[Dataset items]

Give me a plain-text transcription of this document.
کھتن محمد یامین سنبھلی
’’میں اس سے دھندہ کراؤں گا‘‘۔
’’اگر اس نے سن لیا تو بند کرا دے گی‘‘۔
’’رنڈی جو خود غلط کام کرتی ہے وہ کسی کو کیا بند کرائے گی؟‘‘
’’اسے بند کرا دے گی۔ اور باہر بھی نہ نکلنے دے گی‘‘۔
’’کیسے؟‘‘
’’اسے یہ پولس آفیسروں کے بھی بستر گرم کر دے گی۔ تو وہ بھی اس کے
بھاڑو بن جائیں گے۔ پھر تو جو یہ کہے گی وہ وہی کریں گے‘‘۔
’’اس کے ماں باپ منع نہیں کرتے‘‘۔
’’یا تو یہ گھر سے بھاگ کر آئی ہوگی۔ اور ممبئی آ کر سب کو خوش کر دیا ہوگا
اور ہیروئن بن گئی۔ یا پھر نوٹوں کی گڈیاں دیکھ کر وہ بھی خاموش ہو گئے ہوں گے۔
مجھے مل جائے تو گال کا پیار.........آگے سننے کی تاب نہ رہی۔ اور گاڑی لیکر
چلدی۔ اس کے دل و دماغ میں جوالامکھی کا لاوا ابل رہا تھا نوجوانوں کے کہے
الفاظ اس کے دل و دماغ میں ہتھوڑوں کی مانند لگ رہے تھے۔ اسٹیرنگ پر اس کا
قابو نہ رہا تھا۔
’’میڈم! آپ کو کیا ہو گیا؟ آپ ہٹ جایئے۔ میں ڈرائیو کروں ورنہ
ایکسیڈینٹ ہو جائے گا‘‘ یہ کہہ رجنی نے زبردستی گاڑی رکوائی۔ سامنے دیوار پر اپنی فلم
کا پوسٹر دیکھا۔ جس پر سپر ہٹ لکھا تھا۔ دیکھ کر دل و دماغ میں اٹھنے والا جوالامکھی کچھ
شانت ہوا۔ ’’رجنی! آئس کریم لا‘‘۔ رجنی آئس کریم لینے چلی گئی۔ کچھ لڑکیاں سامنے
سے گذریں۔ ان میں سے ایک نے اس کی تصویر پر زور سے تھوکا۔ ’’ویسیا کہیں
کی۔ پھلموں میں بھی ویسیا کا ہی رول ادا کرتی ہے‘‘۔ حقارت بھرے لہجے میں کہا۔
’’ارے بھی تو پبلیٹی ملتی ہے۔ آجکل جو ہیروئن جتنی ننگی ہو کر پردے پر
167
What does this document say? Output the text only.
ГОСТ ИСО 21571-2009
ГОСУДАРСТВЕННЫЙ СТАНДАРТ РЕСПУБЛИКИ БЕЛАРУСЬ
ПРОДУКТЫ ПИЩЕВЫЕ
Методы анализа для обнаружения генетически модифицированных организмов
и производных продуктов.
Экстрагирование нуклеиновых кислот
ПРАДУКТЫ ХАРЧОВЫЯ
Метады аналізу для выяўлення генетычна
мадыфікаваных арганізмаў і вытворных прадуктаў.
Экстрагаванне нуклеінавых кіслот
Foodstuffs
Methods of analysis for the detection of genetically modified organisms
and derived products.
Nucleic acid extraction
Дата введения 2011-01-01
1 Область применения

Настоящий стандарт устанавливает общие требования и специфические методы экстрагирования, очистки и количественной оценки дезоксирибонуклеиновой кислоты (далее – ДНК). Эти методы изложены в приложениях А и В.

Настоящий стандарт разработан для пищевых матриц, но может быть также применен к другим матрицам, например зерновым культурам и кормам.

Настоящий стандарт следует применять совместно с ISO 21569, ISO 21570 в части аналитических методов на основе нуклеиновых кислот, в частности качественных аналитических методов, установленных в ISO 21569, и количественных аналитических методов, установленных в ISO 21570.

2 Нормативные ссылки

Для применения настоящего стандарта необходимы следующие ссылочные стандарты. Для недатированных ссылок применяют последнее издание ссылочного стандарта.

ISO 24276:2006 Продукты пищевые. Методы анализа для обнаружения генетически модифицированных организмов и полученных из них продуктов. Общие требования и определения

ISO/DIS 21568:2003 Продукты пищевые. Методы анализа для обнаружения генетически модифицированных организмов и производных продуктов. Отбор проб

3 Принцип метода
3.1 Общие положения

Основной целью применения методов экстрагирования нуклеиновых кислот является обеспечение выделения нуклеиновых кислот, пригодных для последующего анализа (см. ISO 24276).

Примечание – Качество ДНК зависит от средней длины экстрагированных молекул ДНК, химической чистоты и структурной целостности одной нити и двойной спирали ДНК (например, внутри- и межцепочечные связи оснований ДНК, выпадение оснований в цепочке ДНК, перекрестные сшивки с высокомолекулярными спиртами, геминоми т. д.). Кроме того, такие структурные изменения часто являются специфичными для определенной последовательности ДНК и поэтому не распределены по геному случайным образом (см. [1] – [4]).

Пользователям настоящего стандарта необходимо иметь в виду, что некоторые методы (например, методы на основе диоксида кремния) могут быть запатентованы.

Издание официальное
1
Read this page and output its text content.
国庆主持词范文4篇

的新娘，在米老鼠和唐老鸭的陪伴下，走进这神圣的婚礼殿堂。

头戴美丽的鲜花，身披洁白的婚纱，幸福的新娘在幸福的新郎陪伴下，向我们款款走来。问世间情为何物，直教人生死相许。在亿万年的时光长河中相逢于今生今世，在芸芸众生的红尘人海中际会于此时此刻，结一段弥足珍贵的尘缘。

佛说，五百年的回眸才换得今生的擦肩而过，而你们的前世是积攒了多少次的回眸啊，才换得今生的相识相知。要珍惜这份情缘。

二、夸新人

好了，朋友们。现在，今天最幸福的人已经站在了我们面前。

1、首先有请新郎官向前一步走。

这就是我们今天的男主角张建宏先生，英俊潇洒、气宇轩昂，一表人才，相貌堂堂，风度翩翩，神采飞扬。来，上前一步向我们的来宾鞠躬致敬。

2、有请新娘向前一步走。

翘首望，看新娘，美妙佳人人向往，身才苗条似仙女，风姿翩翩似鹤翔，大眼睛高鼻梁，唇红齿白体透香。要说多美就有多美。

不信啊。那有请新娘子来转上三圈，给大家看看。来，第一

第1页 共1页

To do →
Read through the lines above and collect those that contain the string "کرتی".

Final answer →
’’رنڈی جو خود غلط کام کرتی ہے وہ کسی کو کیا بند کرائے گی؟‘‘
کی۔ پھلموں میں بھی ویسیا کا ہی رول ادا کرتی ہے‘‘۔ حقارت بھرے لہجے میں کہا۔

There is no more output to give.